GIVEN TASK
Extract the full set of records that follows, word for word.

++++ ENTRIES SUPPLIED ++++

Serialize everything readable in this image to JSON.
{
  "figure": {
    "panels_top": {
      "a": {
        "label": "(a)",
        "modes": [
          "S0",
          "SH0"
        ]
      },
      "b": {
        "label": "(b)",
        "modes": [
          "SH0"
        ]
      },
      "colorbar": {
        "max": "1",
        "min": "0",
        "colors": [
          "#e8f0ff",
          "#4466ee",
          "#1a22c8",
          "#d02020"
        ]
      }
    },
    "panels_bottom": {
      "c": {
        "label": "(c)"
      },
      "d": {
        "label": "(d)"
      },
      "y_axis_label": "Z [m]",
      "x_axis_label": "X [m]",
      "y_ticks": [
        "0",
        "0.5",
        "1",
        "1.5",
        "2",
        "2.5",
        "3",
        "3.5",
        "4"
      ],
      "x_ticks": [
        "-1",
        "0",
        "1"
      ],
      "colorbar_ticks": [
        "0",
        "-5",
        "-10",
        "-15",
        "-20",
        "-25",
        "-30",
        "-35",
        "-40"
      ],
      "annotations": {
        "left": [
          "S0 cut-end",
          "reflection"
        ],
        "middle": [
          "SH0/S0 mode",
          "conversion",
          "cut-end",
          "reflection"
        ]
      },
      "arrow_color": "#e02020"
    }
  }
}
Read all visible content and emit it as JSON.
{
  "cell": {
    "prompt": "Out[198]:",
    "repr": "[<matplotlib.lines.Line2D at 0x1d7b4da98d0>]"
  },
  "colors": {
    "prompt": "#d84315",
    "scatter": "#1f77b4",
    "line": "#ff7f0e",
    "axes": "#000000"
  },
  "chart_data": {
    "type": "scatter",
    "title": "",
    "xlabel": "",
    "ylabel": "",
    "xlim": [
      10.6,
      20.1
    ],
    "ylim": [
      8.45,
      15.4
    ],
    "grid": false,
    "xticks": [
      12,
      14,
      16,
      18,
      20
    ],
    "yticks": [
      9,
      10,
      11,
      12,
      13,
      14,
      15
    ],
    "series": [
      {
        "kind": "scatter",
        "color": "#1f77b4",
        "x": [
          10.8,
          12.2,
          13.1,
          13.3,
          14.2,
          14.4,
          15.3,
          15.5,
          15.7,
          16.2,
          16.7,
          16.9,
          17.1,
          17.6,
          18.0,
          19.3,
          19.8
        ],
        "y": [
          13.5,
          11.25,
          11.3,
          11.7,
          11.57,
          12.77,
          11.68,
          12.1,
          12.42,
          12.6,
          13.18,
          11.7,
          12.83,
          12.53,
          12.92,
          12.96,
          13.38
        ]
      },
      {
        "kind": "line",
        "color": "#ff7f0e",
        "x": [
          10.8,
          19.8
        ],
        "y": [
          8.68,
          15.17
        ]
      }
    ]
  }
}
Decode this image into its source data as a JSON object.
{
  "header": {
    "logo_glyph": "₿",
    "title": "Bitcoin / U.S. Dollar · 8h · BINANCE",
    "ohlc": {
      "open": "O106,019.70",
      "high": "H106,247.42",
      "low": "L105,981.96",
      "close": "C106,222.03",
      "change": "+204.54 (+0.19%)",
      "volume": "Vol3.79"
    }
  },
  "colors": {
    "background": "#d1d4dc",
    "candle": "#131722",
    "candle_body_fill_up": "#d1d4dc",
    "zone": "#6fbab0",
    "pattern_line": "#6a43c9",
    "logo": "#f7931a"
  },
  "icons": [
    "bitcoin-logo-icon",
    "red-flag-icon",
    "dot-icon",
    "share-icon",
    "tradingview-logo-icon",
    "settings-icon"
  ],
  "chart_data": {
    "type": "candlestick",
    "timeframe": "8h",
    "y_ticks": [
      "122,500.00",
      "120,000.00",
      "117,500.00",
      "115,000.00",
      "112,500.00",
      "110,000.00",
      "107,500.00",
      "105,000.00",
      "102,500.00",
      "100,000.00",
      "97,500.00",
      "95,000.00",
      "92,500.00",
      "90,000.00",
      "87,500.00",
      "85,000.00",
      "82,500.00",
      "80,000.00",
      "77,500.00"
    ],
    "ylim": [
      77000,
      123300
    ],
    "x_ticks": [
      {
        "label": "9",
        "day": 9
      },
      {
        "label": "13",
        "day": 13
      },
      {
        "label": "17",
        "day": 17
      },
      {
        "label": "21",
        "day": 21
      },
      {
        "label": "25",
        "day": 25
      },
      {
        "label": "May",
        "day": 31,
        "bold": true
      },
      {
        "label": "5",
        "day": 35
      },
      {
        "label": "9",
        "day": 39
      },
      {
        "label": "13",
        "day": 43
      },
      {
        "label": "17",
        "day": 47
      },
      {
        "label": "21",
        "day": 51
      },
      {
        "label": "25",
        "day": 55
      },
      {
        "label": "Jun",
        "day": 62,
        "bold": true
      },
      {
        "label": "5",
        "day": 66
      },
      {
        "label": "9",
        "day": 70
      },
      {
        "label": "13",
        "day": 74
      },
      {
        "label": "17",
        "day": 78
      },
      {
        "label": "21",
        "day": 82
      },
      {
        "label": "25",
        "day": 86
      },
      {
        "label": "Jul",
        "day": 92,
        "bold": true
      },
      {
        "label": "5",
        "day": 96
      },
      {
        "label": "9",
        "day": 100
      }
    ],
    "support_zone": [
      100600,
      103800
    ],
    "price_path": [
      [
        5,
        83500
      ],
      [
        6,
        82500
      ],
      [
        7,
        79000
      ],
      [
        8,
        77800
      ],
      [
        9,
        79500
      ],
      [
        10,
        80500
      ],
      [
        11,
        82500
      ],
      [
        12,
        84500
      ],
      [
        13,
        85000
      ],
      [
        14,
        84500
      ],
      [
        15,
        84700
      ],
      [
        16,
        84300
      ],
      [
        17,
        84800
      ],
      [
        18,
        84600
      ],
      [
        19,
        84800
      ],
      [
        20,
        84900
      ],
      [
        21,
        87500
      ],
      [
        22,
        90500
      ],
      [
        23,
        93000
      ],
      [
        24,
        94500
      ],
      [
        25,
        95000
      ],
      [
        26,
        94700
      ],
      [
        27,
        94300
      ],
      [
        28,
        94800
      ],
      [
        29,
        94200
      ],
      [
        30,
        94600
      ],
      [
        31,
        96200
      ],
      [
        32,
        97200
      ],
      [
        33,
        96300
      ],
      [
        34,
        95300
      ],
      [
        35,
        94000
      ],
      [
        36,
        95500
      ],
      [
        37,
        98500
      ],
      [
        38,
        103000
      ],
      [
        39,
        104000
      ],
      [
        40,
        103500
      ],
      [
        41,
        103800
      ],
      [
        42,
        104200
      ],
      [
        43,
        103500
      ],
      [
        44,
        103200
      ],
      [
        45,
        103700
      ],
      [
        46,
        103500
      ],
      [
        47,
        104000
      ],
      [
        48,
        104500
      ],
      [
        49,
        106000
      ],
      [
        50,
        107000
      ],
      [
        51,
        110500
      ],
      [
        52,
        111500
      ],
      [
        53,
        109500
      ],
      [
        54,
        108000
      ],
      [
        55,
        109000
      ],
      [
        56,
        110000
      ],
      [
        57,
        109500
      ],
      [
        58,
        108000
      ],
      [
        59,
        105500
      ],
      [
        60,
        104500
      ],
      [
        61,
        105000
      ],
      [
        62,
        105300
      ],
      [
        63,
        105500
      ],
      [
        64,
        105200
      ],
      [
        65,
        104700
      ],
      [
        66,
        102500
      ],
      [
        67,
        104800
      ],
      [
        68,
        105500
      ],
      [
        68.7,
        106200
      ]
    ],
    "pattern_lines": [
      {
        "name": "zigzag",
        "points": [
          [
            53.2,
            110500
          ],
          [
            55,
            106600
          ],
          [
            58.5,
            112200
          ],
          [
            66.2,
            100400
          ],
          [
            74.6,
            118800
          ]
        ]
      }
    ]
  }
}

++++

FULL OUTPUT
Serialize everything readable in this image to JSON.
{
  "figure": {
    "panels_top": {
      "a": {
        "label": "(a)",
        "modes": [
          "S0",
          "SH0"
        ]
      },
      "b": {
        "label": "(b)",
        "modes": [
          "SH0"
        ]
      },
      "colorbar": {
        "max": "1",
        "min": "0",
        "colors": [
          "#e8f0ff",
          "#4466ee",
          "#1a22c8",
          "#d02020"
        ]
      }
    },
    "panels_bottom": {
      "c": {
        "label": "(c)"
      },
      "d": {
        "label": "(d)"
      },
      "y_axis_label": "Z [m]",
      "x_axis_label": "X [m]",
      "y_ticks": [
        "0",
        "0.5",
        "1",
        "1.5",
        "2",
        "2.5",
        "3",
        "3.5",
        "4"
      ],
      "x_ticks": [
        "-1",
        "0",
        "1"
      ],
      "colorbar_ticks": [
        "0",
        "-5",
        "-10",
        "-15",
        "-20",
        "-25",
        "-30",
        "-35",
        "-40"
      ],
      "annotations": {
        "left": [
          "S0 cut-end",
          "reflection"
        ],
        "middle": [
          "SH0/S0 mode",
          "conversion",
          "cut-end",
          "reflection"
        ]
      },
      "arrow_color": "#e02020"
    }
  }
}
Read all visible content and emit it as JSON.
{
  "cell": {
    "prompt": "Out[198]:",
    "repr": "[<matplotlib.lines.Line2D at 0x1d7b4da98d0>]"
  },
  "colors": {
    "prompt": "#d84315",
    "scatter": "#1f77b4",
    "line": "#ff7f0e",
    "axes": "#000000"
  },
  "chart_data": {
    "type": "scatter",
    "title": "",
    "xlabel": "",
    "ylabel": "",
    "xlim": [
      10.6,
      20.1
    ],
    "ylim": [
      8.45,
      15.4
    ],
    "grid": false,
    "xticks": [
      12,
      14,
      16,
      18,
      20
    ],
    "yticks": [
      9,
      10,
      11,
      12,
      13,
      14,
      15
    ],
    "series": [
      {
        "kind": "scatter",
        "color": "#1f77b4",
        "x": [
          10.8,
          12.2,
          13.1,
          13.3,
          14.2,
          14.4,
          15.3,
          15.5,
          15.7,
          16.2,
          16.7,
          16.9,
          17.1,
          17.6,
          18.0,
          19.3,
          19.8
        ],
        "y": [
          13.5,
          11.25,
          11.3,
          11.7,
          11.57,
          12.77,
          11.68,
          12.1,
          12.42,
          12.6,
          13.18,
          11.7,
          12.83,
          12.53,
          12.92,
          12.96,
          13.38
        ]
      },
      {
        "kind": "line",
        "color": "#ff7f0e",
        "x": [
          10.8,
          19.8
        ],
        "y": [
          8.68,
          15.17
        ]
      }
    ]
  }
}
Decode this image into its source data as a JSON object.
{
  "header": {
    "logo_glyph": "₿",
    "title": "Bitcoin / U.S. Dollar · 8h · BINANCE",
    "ohlc": {
      "open": "O106,019.70",
      "high": "H106,247.42",
      "low": "L105,981.96",
      "close": "C106,222.03",
      "change": "+204.54 (+0.19%)",
      "volume": "Vol3.79"
    }
  },
  "colors": {
    "background": "#d1d4dc",
    "candle": "#131722",
    "candle_body_fill_up": "#d1d4dc",
    "zone": "#6fbab0",
    "pattern_line": "#6a43c9",
    "logo": "#f7931a"
  },
  "icons": [
    "bitcoin-logo-icon",
    "red-flag-icon",
    "dot-icon",
    "share-icon",
    "tradingview-logo-icon",
    "settings-icon"
  ],
  "chart_data": {
    "type": "candlestick",
    "timeframe": "8h",
    "y_ticks": [
      "122,500.00",
      "120,000.00",
      "117,500.00",
      "115,000.00",
      "112,500.00",
      "110,000.00",
      "107,500.00",
      "105,000.00",
      "102,500.00",
      "100,000.00",
      "97,500.00",
      "95,000.00",
      "92,500.00",
      "90,000.00",
      "87,500.00",
      "85,000.00",
      "82,500.00",
      "80,000.00",
      "77,500.00"
    ],
    "ylim": [
      77000,
      123300
    ],
    "x_ticks": [
      {
        "label": "9",
        "day": 9
      },
      {
        "label": "13",
        "day": 13
      },
      {
        "label": "17",
        "day": 17
      },
      {
        "label": "21",
        "day": 21
      },
      {
        "label": "25",
        "day": 25
      },
      {
        "label": "May",
        "day": 31,
        "bold": true
      },
      {
        "label": "5",
        "day": 35
      },
      {
        "label": "9",
        "day": 39
      },
      {
        "label": "13",
        "day": 43
      },
      {
        "label": "17",
        "day": 47
      },
      {
        "label": "21",
        "day": 51
      },
      {
        "label": "25",
        "day": 55
      },
      {
        "label": "Jun",
        "day": 62,
        "bold": true
      },
      {
        "label": "5",
        "day": 66
      },
      {
        "label": "9",
        "day": 70
      },
      {
        "label": "13",
        "day": 74
      },
      {
        "label": "17",
        "day": 78
      },
      {
        "label": "21",
        "day": 82
      },
      {
        "label": "25",
        "day": 86
      },
      {
        "label": "Jul",
        "day": 92,
        "bold": true
      },
      {
        "label": "5",
        "day": 96
      },
      {
        "label": "9",
        "day": 100
      }
    ],
    "support_zone": [
      100600,
      103800
    ],
    "price_path": [
      [
        5,
        83500
      ],
      [
        6,
        82500
      ],
      [
        7,
        79000
      ],
      [
        8,
        77800
      ],
      [
        9,
        79500
      ],
      [
        10,
        80500
      ],
      [
        11,
        82500
      ],
      [
        12,
        84500
      ],
      [
        13,
        85000
      ],
      [
        14,
        84500
      ],
      [
        15,
        84700
      ],
      [
        16,
        84300
      ],
      [
        17,
        84800
      ],
      [
        18,
        84600
      ],
      [
        19,
        84800
      ],
      [
        20,
        84900
      ],
      [
        21,
        87500
      ],
      [
        22,
        90500
      ],
      [
        23,
        93000
      ],
      [
        24,
        94500
      ],
      [
        25,
        95000
      ],
      [
        26,
        94700
      ],
      [
        27,
        94300
      ],
      [
        28,
        94800
      ],
      [
        29,
        94200
      ],
      [
        30,
        94600
      ],
      [
        31,
        96200
      ],
      [
        32,
        97200
      ],
      [
        33,
        96300
      ],
      [
        34,
        95300
      ],
      [
        35,
        94000
      ],
      [
        36,
        95500
      ],
      [
        37,
        98500
      ],
      [
        38,
        103000
      ],
      [
        39,
        104000
      ],
      [
        40,
        103500
      ],
      [
        41,
        103800
      ],
      [
        42,
        104200
      ],
      [
        43,
        103500
      ],
      [
        44,
        103200
      ],
      [
        45,
        103700
      ],
      [
        46,
        103500
      ],
      [
        47,
        104000
      ],
      [
        48,
        104500
      ],
      [
        49,
        106000
      ],
      [
        50,
        107000
      ],
      [
        51,
        110500
      ],
      [
        52,
        111500
      ],
      [
        53,
        109500
      ],
      [
        54,
        108000
      ],
      [
        55,
        109000
      ],
      [
        56,
        110000
      ],
      [
        57,
        109500
      ],
      [
        58,
        108000
      ],
      [
        59,
        105500
      ],
      [
        60,
        104500
      ],
      [
        61,
        105000
      ],
      [
        62,
        105300
      ],
      [
        63,
        105500
      ],
      [
        64,
        105200
      ],
      [
        65,
        104700
      ],
      [
        66,
        102500
      ],
      [
        67,
        104800
      ],
      [
        68,
        105500
      ],
      [
        68.7,
        106200
      ]
    ],
    "pattern_lines": [
      {
        "name": "zigzag",
        "points": [
          [
            53.2,
            110500
          ],
          [
            55,
            106600
          ],
          [
            58.5,
            112200
          ],
          [
            66.2,
            100400
          ],
          [
            74.6,
            118800
          ]
        ]
      }
    ]
  }
}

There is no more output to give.